§ Exercise goal: From the entries below, pull out each line where "einmal" appears.

§ Given information:
-.-.-
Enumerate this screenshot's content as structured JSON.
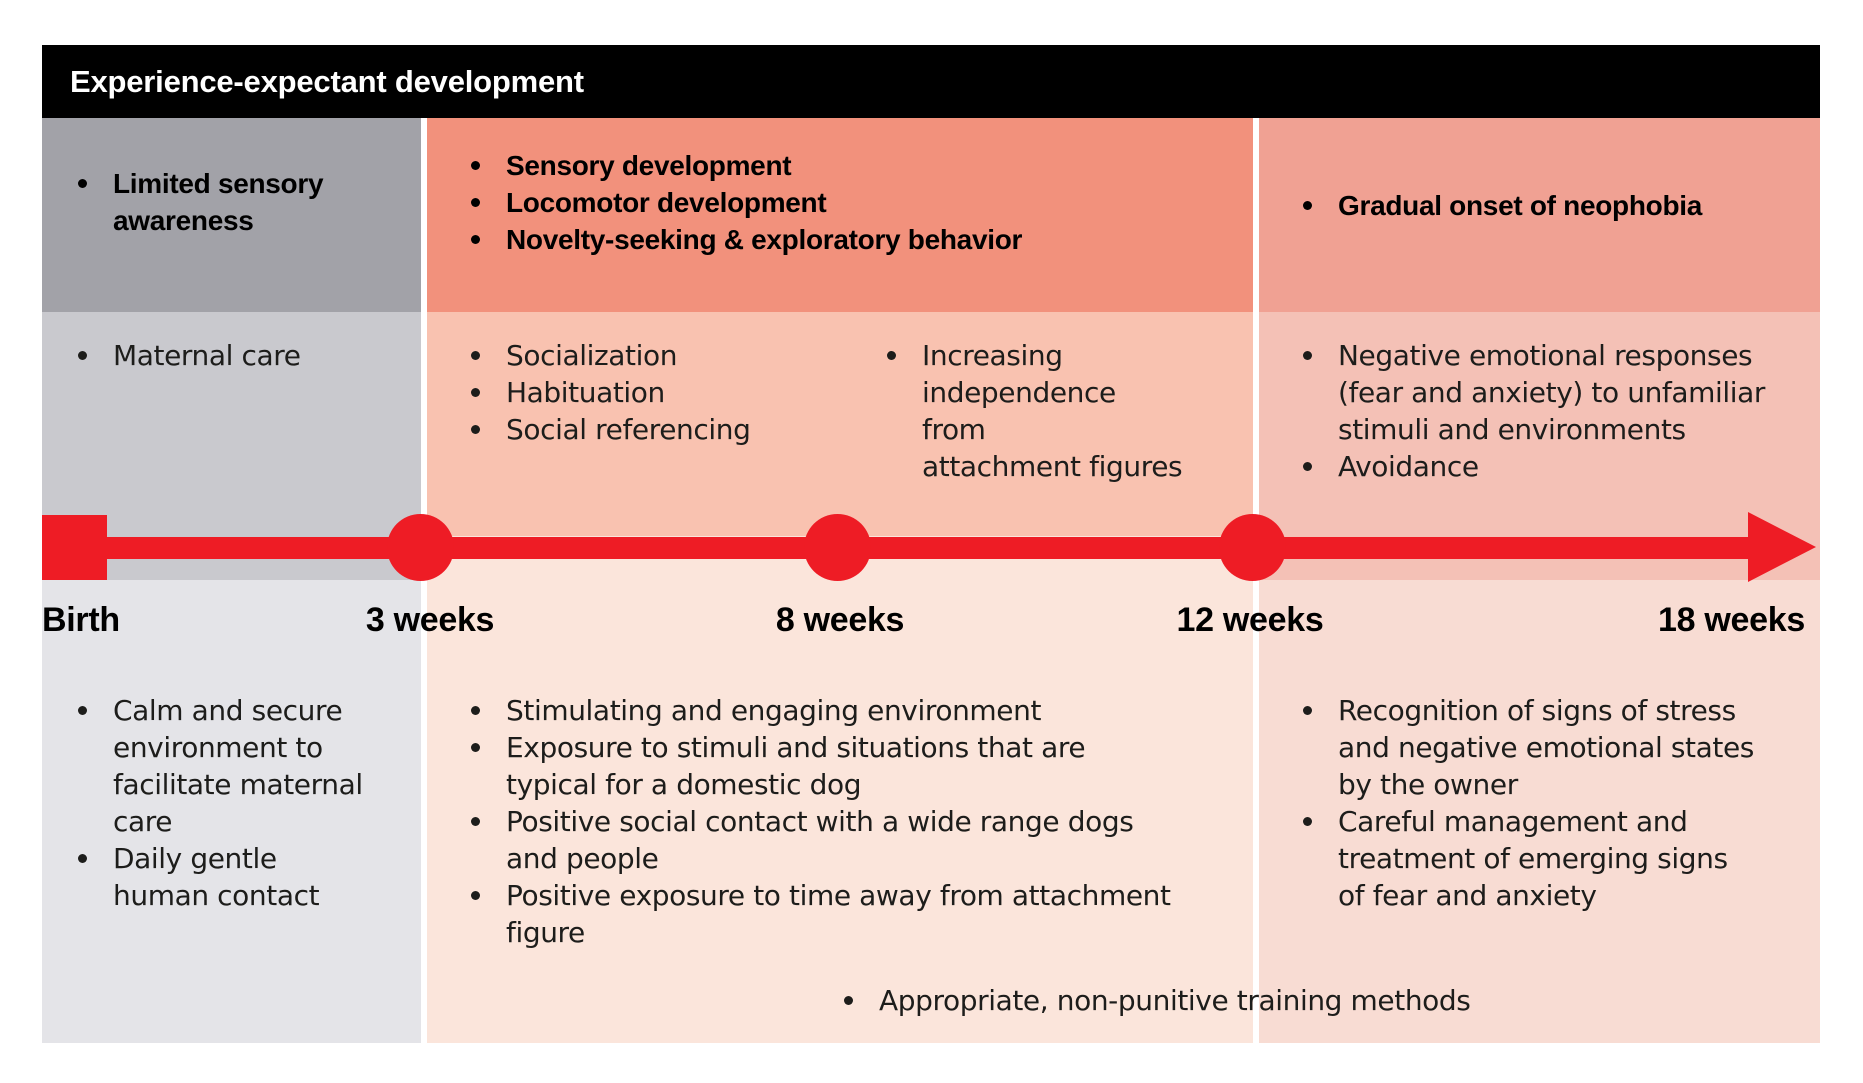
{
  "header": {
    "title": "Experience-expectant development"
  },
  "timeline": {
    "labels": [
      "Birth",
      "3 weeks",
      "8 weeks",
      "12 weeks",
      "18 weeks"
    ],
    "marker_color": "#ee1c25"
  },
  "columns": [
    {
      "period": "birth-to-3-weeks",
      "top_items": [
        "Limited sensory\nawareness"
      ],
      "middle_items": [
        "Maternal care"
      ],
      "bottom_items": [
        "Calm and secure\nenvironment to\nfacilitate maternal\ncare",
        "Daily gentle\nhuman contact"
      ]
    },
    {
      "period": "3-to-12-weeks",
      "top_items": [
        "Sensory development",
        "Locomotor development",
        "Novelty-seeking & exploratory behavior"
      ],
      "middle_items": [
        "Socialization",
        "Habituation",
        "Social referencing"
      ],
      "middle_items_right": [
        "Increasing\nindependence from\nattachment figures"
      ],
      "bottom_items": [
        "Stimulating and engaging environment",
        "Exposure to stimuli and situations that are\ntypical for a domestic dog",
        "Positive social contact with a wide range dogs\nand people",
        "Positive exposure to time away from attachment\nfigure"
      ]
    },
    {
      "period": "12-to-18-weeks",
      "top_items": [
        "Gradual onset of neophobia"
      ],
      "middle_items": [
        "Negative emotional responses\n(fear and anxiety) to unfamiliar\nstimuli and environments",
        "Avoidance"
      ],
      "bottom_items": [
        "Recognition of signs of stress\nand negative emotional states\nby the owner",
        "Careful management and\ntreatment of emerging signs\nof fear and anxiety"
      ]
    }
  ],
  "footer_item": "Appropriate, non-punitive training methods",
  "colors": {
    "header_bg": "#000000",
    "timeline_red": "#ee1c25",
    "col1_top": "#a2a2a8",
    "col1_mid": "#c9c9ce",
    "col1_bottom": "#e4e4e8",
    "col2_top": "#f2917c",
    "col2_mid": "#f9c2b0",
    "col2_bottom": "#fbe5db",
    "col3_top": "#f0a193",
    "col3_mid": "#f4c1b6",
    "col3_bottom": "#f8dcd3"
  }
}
-.-.-
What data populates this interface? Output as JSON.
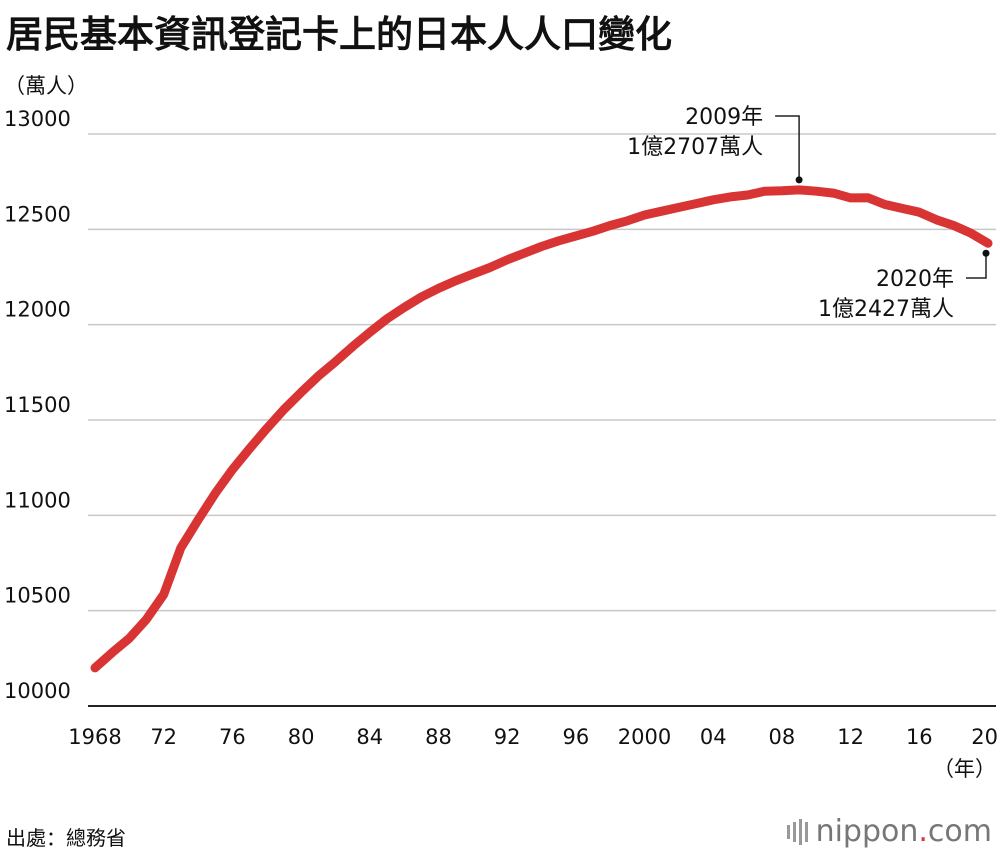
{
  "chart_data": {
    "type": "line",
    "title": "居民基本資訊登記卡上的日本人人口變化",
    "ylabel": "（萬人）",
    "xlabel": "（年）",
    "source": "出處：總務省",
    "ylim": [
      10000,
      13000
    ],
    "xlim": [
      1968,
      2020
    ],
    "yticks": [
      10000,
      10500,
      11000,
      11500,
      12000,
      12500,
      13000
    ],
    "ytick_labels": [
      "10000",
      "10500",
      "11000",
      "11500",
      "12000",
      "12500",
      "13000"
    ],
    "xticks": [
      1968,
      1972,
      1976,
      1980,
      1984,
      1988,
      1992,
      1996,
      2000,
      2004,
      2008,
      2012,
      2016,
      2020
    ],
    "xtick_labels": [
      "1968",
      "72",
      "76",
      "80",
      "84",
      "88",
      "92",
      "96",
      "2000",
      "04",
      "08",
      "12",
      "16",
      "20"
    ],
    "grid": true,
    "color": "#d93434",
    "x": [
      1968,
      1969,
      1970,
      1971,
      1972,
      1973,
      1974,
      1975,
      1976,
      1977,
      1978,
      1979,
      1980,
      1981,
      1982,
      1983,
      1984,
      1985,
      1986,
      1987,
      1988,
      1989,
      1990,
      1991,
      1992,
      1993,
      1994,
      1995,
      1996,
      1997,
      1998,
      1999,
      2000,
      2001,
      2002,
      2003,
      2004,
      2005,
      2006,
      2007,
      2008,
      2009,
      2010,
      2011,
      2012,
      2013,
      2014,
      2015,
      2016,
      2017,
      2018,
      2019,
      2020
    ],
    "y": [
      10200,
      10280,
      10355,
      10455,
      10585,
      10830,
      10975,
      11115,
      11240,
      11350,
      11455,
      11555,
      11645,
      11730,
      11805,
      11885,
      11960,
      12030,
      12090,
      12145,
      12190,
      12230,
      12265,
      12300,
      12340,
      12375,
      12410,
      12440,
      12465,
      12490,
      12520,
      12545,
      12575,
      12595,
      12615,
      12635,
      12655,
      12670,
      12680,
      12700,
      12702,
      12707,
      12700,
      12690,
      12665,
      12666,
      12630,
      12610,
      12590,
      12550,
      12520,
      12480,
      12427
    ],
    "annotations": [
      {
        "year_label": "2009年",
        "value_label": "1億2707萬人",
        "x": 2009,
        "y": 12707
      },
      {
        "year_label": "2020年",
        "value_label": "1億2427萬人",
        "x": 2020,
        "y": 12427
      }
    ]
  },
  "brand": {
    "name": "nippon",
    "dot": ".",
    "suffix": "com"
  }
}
-.-.-
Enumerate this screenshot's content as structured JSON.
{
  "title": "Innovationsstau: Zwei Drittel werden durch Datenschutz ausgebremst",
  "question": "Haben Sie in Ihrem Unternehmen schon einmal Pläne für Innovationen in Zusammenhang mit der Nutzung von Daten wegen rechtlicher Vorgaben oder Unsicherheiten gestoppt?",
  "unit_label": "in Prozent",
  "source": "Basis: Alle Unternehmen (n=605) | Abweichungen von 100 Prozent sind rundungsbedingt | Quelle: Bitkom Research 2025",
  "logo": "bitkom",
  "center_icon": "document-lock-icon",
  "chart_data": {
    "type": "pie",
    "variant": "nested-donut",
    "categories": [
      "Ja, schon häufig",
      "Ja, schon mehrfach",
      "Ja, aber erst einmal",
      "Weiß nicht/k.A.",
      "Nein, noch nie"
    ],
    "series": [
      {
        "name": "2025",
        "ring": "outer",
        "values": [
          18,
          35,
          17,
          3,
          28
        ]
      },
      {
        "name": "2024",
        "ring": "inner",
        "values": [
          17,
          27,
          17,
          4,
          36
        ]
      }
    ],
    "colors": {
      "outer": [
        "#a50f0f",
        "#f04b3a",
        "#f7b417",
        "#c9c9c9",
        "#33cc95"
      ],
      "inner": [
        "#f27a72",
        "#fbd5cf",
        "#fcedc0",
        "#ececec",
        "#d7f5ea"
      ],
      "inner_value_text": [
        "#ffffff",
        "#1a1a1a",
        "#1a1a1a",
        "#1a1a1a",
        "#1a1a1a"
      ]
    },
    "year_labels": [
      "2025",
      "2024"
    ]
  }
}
-.-.-
§ Result for this exercise:
  "question": "Haben Sie in Ihrem Unternehmen schon einmal Pläne für Innovationen in Zusammenhang mit der Nutzung von Daten wegen rechtlicher Vorgaben oder Unsicherheiten gestoppt?",
      "Ja, aber erst einmal",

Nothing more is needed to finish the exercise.